_Written exercise_. Below is a listing. Gather each line of it that contains "your".

_Extracted data_.

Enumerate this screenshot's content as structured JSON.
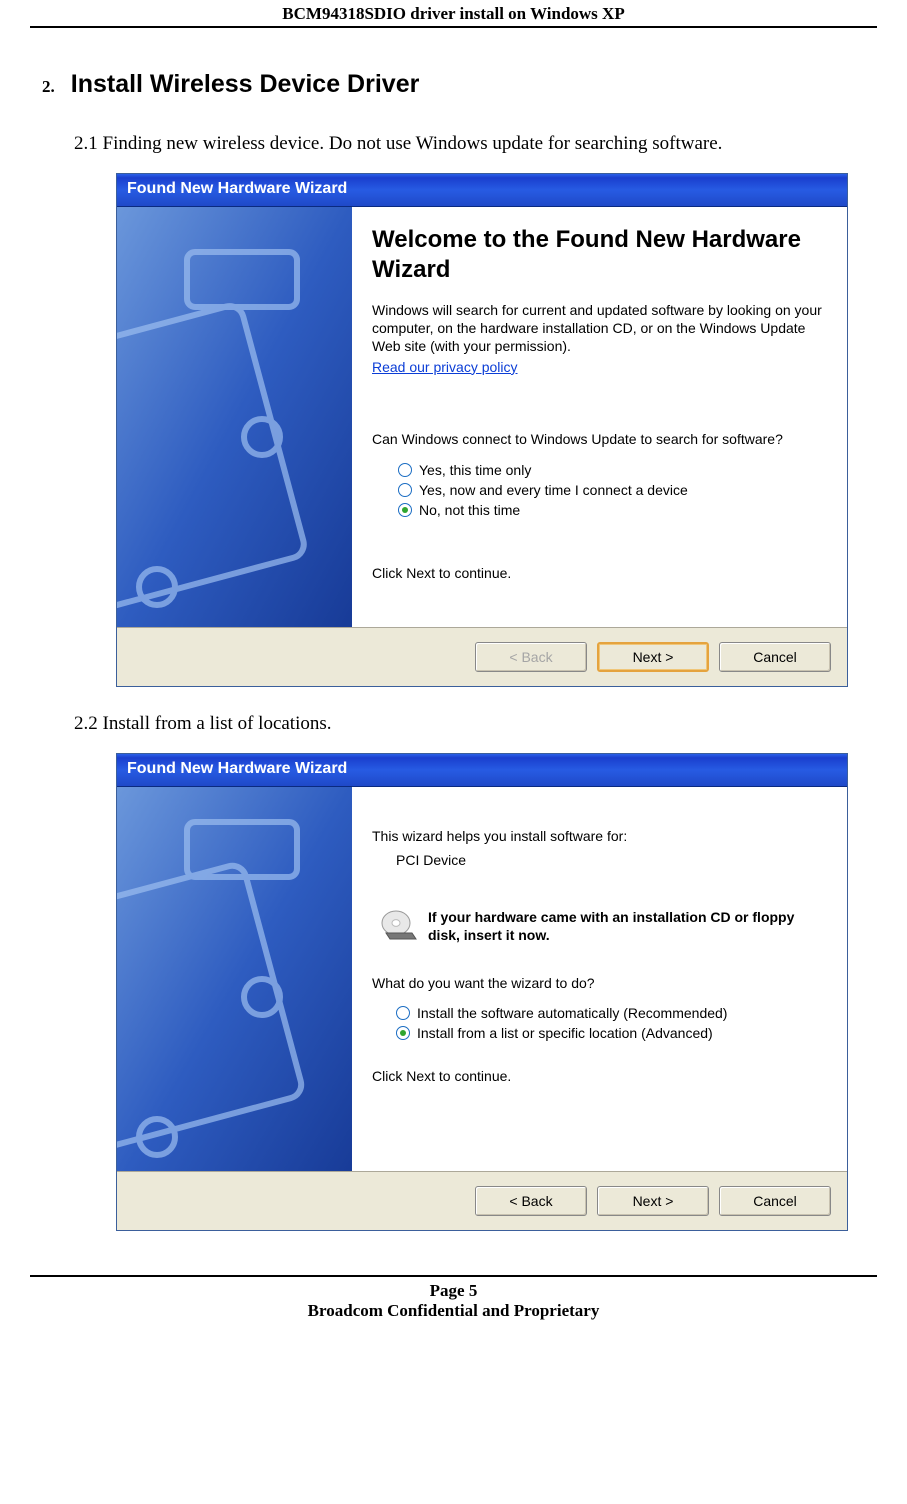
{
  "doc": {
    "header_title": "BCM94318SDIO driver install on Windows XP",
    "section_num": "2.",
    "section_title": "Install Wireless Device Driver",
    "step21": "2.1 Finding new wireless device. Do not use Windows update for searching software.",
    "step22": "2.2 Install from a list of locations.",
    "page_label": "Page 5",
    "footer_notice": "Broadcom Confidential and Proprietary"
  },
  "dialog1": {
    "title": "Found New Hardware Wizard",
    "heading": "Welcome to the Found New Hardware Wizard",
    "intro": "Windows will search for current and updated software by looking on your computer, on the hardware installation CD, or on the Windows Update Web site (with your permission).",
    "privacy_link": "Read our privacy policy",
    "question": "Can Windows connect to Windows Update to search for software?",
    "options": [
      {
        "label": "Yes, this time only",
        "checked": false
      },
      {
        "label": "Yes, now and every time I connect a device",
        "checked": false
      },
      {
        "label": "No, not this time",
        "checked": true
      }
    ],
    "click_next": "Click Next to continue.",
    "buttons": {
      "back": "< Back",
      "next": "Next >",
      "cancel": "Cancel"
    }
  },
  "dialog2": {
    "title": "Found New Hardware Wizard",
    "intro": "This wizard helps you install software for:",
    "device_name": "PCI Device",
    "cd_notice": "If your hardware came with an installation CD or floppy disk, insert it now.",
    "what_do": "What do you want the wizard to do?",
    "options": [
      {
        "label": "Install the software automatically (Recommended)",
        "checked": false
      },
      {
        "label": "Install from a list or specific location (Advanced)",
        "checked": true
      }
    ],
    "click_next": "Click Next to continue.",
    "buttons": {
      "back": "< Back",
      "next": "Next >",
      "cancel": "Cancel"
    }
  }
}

_The solution_.
    "intro": "Windows will search for current and updated software by looking on your computer, on the hardware installation CD, or on the Windows Update Web site (with your permission).",
    "cd_notice": "If your hardware came with an installation CD or floppy disk, insert it now.",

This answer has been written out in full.